* Problem details *
Retype the whole listing below, character for character.

** START Data for this task **

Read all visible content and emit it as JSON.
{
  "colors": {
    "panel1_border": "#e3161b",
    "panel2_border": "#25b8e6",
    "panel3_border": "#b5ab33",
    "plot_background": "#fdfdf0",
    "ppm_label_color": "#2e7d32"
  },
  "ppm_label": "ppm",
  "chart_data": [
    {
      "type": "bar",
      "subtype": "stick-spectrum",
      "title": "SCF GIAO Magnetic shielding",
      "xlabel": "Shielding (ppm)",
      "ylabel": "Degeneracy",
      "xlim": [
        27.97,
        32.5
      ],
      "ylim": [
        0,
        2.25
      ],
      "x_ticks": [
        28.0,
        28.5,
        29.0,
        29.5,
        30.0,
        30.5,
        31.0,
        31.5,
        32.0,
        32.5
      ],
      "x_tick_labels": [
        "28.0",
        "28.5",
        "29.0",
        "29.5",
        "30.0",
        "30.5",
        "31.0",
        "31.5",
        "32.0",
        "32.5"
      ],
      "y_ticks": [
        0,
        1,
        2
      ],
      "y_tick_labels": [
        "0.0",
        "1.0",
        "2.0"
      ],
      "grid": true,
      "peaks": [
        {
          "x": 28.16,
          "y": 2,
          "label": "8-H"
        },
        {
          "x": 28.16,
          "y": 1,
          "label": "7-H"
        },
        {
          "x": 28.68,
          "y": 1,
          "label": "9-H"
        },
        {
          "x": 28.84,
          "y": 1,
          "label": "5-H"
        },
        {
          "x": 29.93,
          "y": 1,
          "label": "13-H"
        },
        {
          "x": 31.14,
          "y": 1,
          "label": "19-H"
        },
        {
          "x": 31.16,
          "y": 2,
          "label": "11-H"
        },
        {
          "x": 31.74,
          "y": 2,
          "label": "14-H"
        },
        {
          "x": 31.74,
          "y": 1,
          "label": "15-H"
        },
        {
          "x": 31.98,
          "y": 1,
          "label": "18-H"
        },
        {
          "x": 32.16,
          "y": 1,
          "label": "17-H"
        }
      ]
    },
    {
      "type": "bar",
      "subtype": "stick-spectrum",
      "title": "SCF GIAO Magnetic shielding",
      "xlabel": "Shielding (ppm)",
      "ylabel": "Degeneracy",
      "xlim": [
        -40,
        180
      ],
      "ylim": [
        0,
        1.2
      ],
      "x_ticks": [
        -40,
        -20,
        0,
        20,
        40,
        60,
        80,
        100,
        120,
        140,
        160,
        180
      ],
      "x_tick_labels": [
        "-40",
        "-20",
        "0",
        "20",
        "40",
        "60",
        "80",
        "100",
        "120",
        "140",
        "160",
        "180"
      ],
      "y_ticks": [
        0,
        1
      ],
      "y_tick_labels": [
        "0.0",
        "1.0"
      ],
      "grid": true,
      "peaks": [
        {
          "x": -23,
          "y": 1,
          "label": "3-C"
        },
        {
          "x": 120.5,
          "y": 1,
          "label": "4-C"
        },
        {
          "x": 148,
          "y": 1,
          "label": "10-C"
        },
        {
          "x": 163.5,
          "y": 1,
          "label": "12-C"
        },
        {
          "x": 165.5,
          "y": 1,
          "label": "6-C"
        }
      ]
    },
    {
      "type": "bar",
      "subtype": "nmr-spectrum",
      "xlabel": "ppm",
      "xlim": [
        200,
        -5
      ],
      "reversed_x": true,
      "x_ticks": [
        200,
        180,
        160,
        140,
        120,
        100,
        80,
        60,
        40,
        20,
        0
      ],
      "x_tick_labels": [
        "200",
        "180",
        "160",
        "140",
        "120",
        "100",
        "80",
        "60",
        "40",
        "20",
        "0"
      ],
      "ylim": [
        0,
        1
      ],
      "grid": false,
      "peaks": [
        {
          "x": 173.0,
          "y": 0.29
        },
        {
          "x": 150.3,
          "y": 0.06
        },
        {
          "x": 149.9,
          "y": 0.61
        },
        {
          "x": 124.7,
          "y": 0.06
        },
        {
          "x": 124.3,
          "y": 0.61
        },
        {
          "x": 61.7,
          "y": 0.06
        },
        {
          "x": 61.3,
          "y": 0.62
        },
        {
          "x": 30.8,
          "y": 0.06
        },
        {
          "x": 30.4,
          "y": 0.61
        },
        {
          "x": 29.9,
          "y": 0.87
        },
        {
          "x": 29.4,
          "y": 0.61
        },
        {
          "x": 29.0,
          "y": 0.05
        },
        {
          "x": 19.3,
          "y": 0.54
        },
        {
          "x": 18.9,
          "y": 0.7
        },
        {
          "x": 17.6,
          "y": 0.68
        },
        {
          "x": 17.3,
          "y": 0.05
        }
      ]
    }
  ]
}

** END Data for this task **

* Reply *
Read all visible content and emit it as JSON.
{
  "colors": {
    "panel1_border": "#e3161b",
    "panel2_border": "#25b8e6",
    "panel3_border": "#b5ab33",
    "plot_background": "#fdfdf0",
    "ppm_label_color": "#2e7d32"
  },
  "ppm_label": "ppm",
  "chart_data": [
    {
      "type": "bar",
      "subtype": "stick-spectrum",
      "title": "SCF GIAO Magnetic shielding",
      "xlabel": "Shielding (ppm)",
      "ylabel": "Degeneracy",
      "xlim": [
        27.97,
        32.5
      ],
      "ylim": [
        0,
        2.25
      ],
      "x_ticks": [
        28.0,
        28.5,
        29.0,
        29.5,
        30.0,
        30.5,
        31.0,
        31.5,
        32.0,
        32.5
      ],
      "x_tick_labels": [
        "28.0",
        "28.5",
        "29.0",
        "29.5",
        "30.0",
        "30.5",
        "31.0",
        "31.5",
        "32.0",
        "32.5"
      ],
      "y_ticks": [
        0,
        1,
        2
      ],
      "y_tick_labels": [
        "0.0",
        "1.0",
        "2.0"
      ],
      "grid": true,
      "peaks": [
        {
          "x": 28.16,
          "y": 2,
          "label": "8-H"
        },
        {
          "x": 28.16,
          "y": 1,
          "label": "7-H"
        },
        {
          "x": 28.68,
          "y": 1,
          "label": "9-H"
        },
        {
          "x": 28.84,
          "y": 1,
          "label": "5-H"
        },
        {
          "x": 29.93,
          "y": 1,
          "label": "13-H"
        },
        {
          "x": 31.14,
          "y": 1,
          "label": "19-H"
        },
        {
          "x": 31.16,
          "y": 2,
          "label": "11-H"
        },
        {
          "x": 31.74,
          "y": 2,
          "label": "14-H"
        },
        {
          "x": 31.74,
          "y": 1,
          "label": "15-H"
        },
        {
          "x": 31.98,
          "y": 1,
          "label": "18-H"
        },
        {
          "x": 32.16,
          "y": 1,
          "label": "17-H"
        }
      ]
    },
    {
      "type": "bar",
      "subtype": "stick-spectrum",
      "title": "SCF GIAO Magnetic shielding",
      "xlabel": "Shielding (ppm)",
      "ylabel": "Degeneracy",
      "xlim": [
        -40,
        180
      ],
      "ylim": [
        0,
        1.2
      ],
      "x_ticks": [
        -40,
        -20,
        0,
        20,
        40,
        60,
        80,
        100,
        120,
        140,
        160,
        180
      ],
      "x_tick_labels": [
        "-40",
        "-20",
        "0",
        "20",
        "40",
        "60",
        "80",
        "100",
        "120",
        "140",
        "160",
        "180"
      ],
      "y_ticks": [
        0,
        1
      ],
      "y_tick_labels": [
        "0.0",
        "1.0"
      ],
      "grid": true,
      "peaks": [
        {
          "x": -23,
          "y": 1,
          "label": "3-C"
        },
        {
          "x": 120.5,
          "y": 1,
          "label": "4-C"
        },
        {
          "x": 148,
          "y": 1,
          "label": "10-C"
        },
        {
          "x": 163.5,
          "y": 1,
          "label": "12-C"
        },
        {
          "x": 165.5,
          "y": 1,
          "label": "6-C"
        }
      ]
    },
    {
      "type": "bar",
      "subtype": "nmr-spectrum",
      "xlabel": "ppm",
      "xlim": [
        200,
        -5
      ],
      "reversed_x": true,
      "x_ticks": [
        200,
        180,
        160,
        140,
        120,
        100,
        80,
        60,
        40,
        20,
        0
      ],
      "x_tick_labels": [
        "200",
        "180",
        "160",
        "140",
        "120",
        "100",
        "80",
        "60",
        "40",
        "20",
        "0"
      ],
      "ylim": [
        0,
        1
      ],
      "grid": false,
      "peaks": [
        {
          "x": 173.0,
          "y": 0.29
        },
        {
          "x": 150.3,
          "y": 0.06
        },
        {
          "x": 149.9,
          "y": 0.61
        },
        {
          "x": 124.7,
          "y": 0.06
        },
        {
          "x": 124.3,
          "y": 0.61
        },
        {
          "x": 61.7,
          "y": 0.06
        },
        {
          "x": 61.3,
          "y": 0.62
        },
        {
          "x": 30.8,
          "y": 0.06
        },
        {
          "x": 30.4,
          "y": 0.61
        },
        {
          "x": 29.9,
          "y": 0.87
        },
        {
          "x": 29.4,
          "y": 0.61
        },
        {
          "x": 29.0,
          "y": 0.05
        },
        {
          "x": 19.3,
          "y": 0.54
        },
        {
          "x": 18.9,
          "y": 0.7
        },
        {
          "x": 17.6,
          "y": 0.68
        },
        {
          "x": 17.3,
          "y": 0.05
        }
      ]
    }
  ]
}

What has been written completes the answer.